(Excerpts from a figure dataset)
========

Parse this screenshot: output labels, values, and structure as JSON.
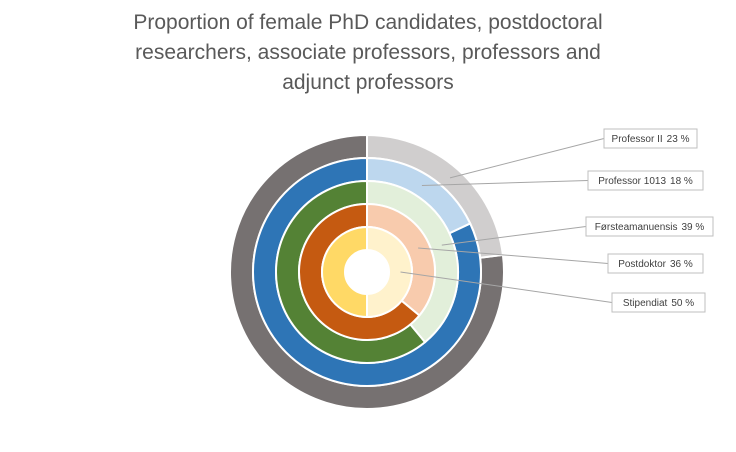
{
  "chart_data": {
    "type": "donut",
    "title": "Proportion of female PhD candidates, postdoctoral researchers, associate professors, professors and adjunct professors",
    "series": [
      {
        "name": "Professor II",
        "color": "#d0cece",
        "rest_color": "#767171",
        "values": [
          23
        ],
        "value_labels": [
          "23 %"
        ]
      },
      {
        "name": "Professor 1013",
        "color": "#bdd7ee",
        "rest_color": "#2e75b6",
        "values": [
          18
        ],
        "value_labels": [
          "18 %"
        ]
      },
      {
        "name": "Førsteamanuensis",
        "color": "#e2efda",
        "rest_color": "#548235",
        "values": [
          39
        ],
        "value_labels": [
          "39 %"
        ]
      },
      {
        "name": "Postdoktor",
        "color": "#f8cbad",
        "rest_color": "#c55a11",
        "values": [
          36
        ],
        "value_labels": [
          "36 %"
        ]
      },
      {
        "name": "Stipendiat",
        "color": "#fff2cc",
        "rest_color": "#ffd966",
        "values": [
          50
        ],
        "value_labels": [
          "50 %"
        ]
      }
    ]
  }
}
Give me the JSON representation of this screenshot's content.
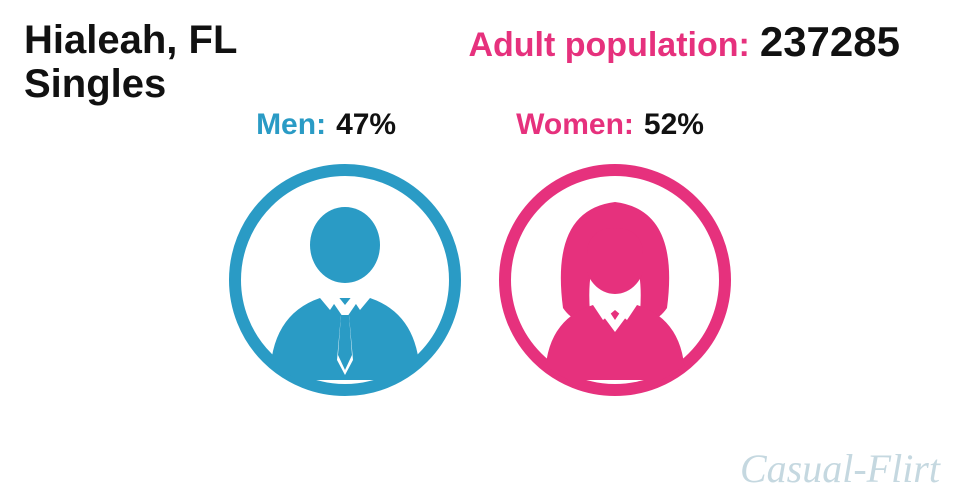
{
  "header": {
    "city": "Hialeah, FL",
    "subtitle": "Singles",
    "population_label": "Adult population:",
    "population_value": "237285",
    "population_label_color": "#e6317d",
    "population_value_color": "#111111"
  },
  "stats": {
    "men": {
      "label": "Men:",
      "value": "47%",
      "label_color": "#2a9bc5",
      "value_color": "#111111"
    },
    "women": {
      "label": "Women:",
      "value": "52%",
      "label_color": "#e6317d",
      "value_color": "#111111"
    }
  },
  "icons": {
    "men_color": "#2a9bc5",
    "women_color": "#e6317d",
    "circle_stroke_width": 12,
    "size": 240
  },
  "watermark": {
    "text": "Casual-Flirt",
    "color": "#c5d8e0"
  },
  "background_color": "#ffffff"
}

========

### GOAL
Copy every entry exactly as written. Pictures are excluded.

### FINISHED EXERCISE
Parse this screenshot: output labels, values, and structure as JSON.
{
  "chart_data": {
    "type": "donut",
    "title": "Proportion of female PhD candidates, postdoctoral researchers, associate professors, professors and adjunct professors",
    "series": [
      {
        "name": "Professor II",
        "color": "#d0cece",
        "rest_color": "#767171",
        "values": [
          23
        ],
        "value_labels": [
          "23 %"
        ]
      },
      {
        "name": "Professor 1013",
        "color": "#bdd7ee",
        "rest_color": "#2e75b6",
        "values": [
          18
        ],
        "value_labels": [
          "18 %"
        ]
      },
      {
        "name": "Førsteamanuensis",
        "color": "#e2efda",
        "rest_color": "#548235",
        "values": [
          39
        ],
        "value_labels": [
          "39 %"
        ]
      },
      {
        "name": "Postdoktor",
        "color": "#f8cbad",
        "rest_color": "#c55a11",
        "values": [
          36
        ],
        "value_labels": [
          "36 %"
        ]
      },
      {
        "name": "Stipendiat",
        "color": "#fff2cc",
        "rest_color": "#ffd966",
        "values": [
          50
        ],
        "value_labels": [
          "50 %"
        ]
      }
    ]
  }
}
Give me the JSON representation of this screenshot's content.
{
  "header": {
    "city": "Hialeah, FL",
    "subtitle": "Singles",
    "population_label": "Adult population:",
    "population_value": "237285",
    "population_label_color": "#e6317d",
    "population_value_color": "#111111"
  },
  "stats": {
    "men": {
      "label": "Men:",
      "value": "47%",
      "label_color": "#2a9bc5",
      "value_color": "#111111"
    },
    "women": {
      "label": "Women:",
      "value": "52%",
      "label_color": "#e6317d",
      "value_color": "#111111"
    }
  },
  "icons": {
    "men_color": "#2a9bc5",
    "women_color": "#e6317d",
    "circle_stroke_width": 12,
    "size": 240
  },
  "watermark": {
    "text": "Casual-Flirt",
    "color": "#c5d8e0"
  },
  "background_color": "#ffffff"
}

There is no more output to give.